THE REQUEST:
Output all the entries word for word. Omit the pictures.

DATA EXTRACT:
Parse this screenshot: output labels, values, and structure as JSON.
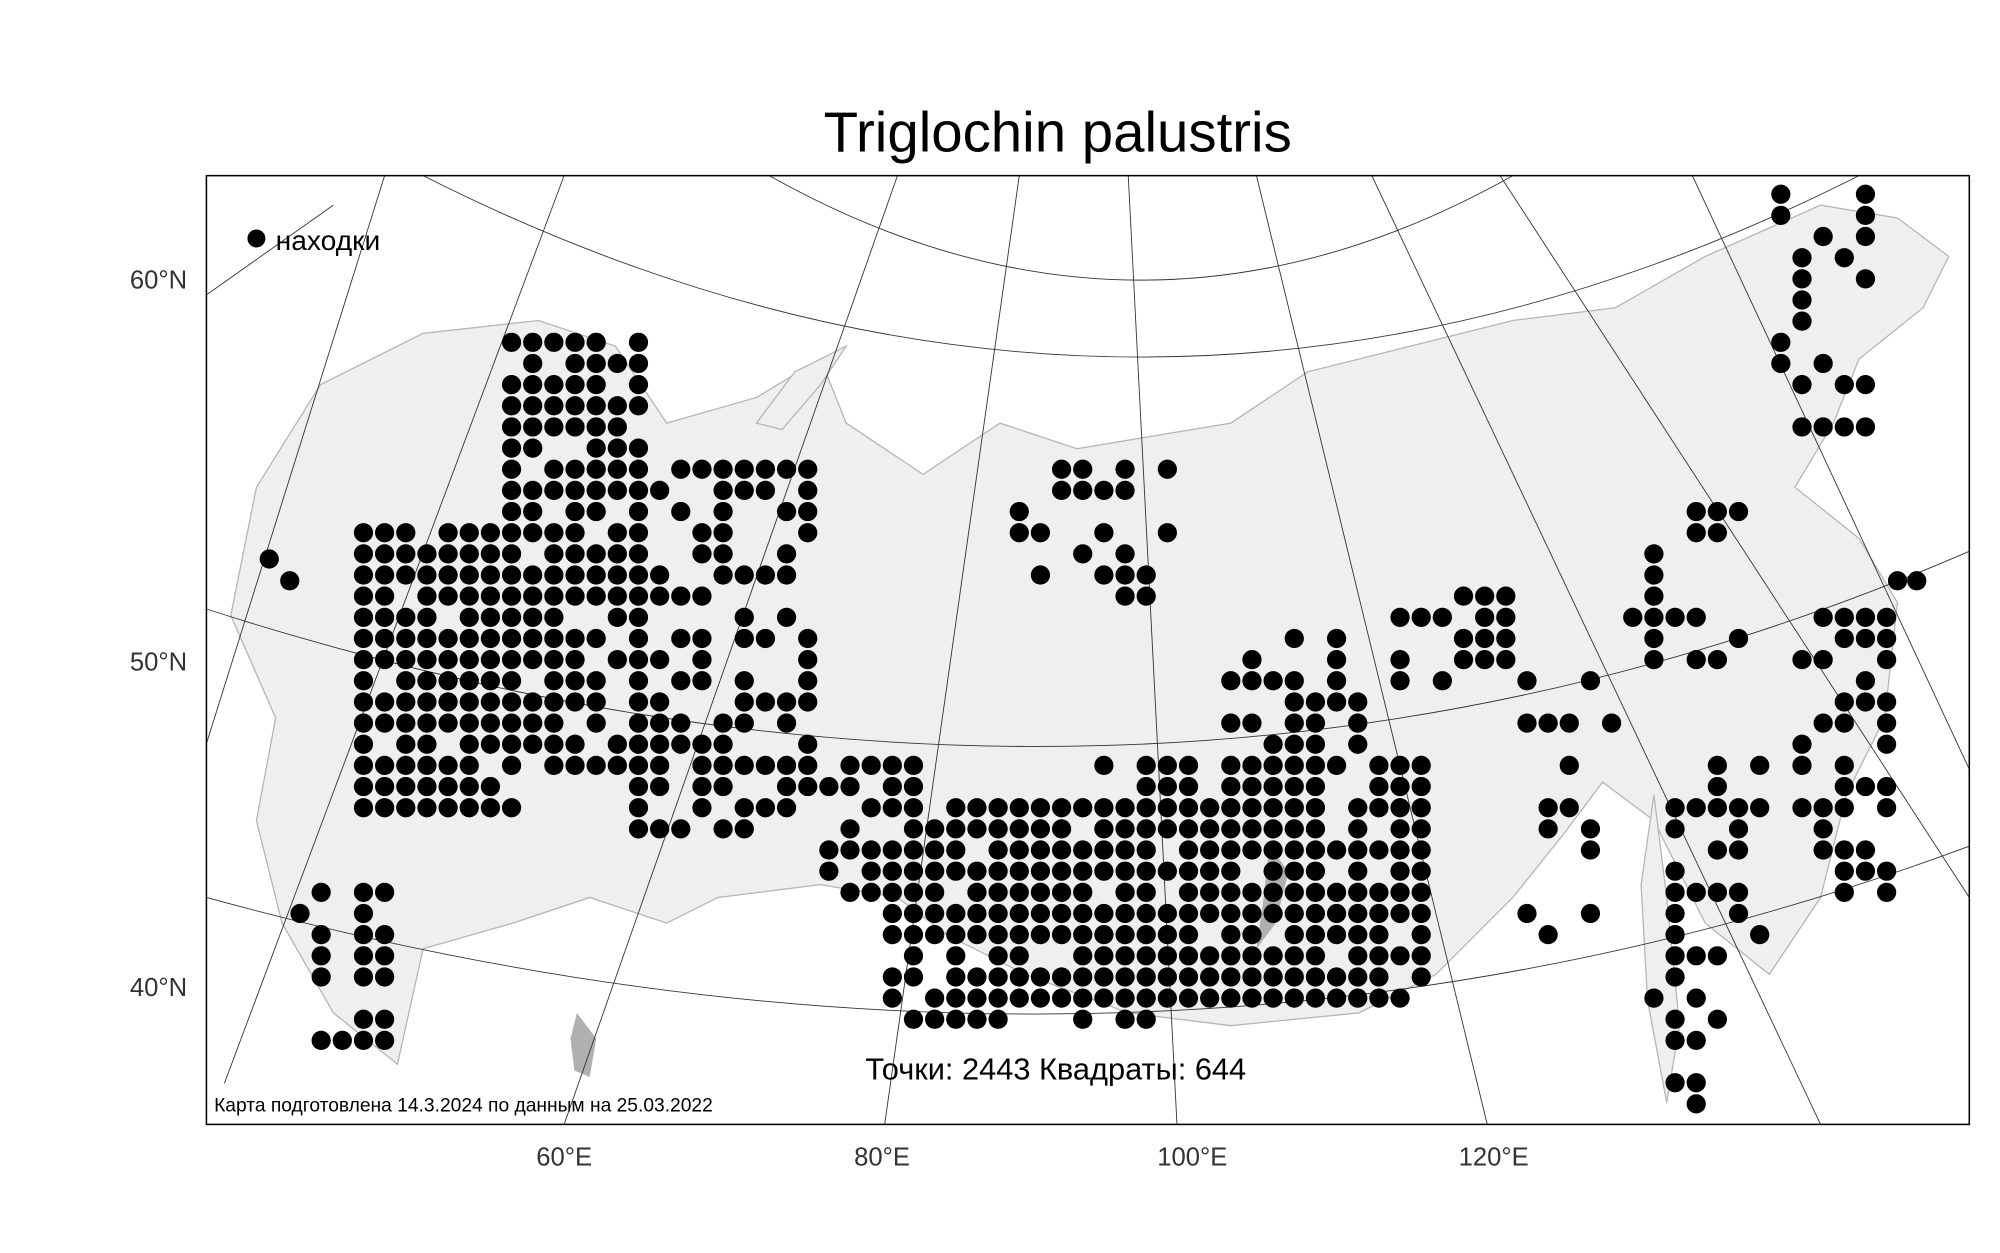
{
  "title": "Triglochin palustris",
  "legend": {
    "label": "находки",
    "marker_color": "#000000"
  },
  "stats_text": "Точки: 2443 Квадраты: 644",
  "footer_note": "Карта подготовлена 14.3.2024 по данным на 25.03.2022",
  "lat_labels": [
    "60°N",
    "50°N",
    "40°N"
  ],
  "lon_labels": [
    "60°E",
    "80°E",
    "100°E",
    "120°E"
  ],
  "colors": {
    "land": "#efefef",
    "coast": "#b5b5b5",
    "lakes": "#b0b0b0",
    "graticule": "#333333",
    "dots": "#000000"
  }
}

SOLUTION TO THE EXERCISE:
Parse this screenshot: output labels, values, and structure as JSON.
{
  "title": "Triglochin palustris",
  "legend": {
    "label": "находки",
    "marker_color": "#000000"
  },
  "stats_text": "Точки: 2443 Квадраты: 644",
  "footer_note": "Карта подготовлена 14.3.2024 по данным на 25.03.2022",
  "lat_labels": [
    "60°N",
    "50°N",
    "40°N"
  ],
  "lon_labels": [
    "60°E",
    "80°E",
    "100°E",
    "120°E"
  ],
  "colors": {
    "land": "#efefef",
    "coast": "#b5b5b5",
    "lakes": "#b0b0b0",
    "graticule": "#333333",
    "dots": "#000000"
  }
}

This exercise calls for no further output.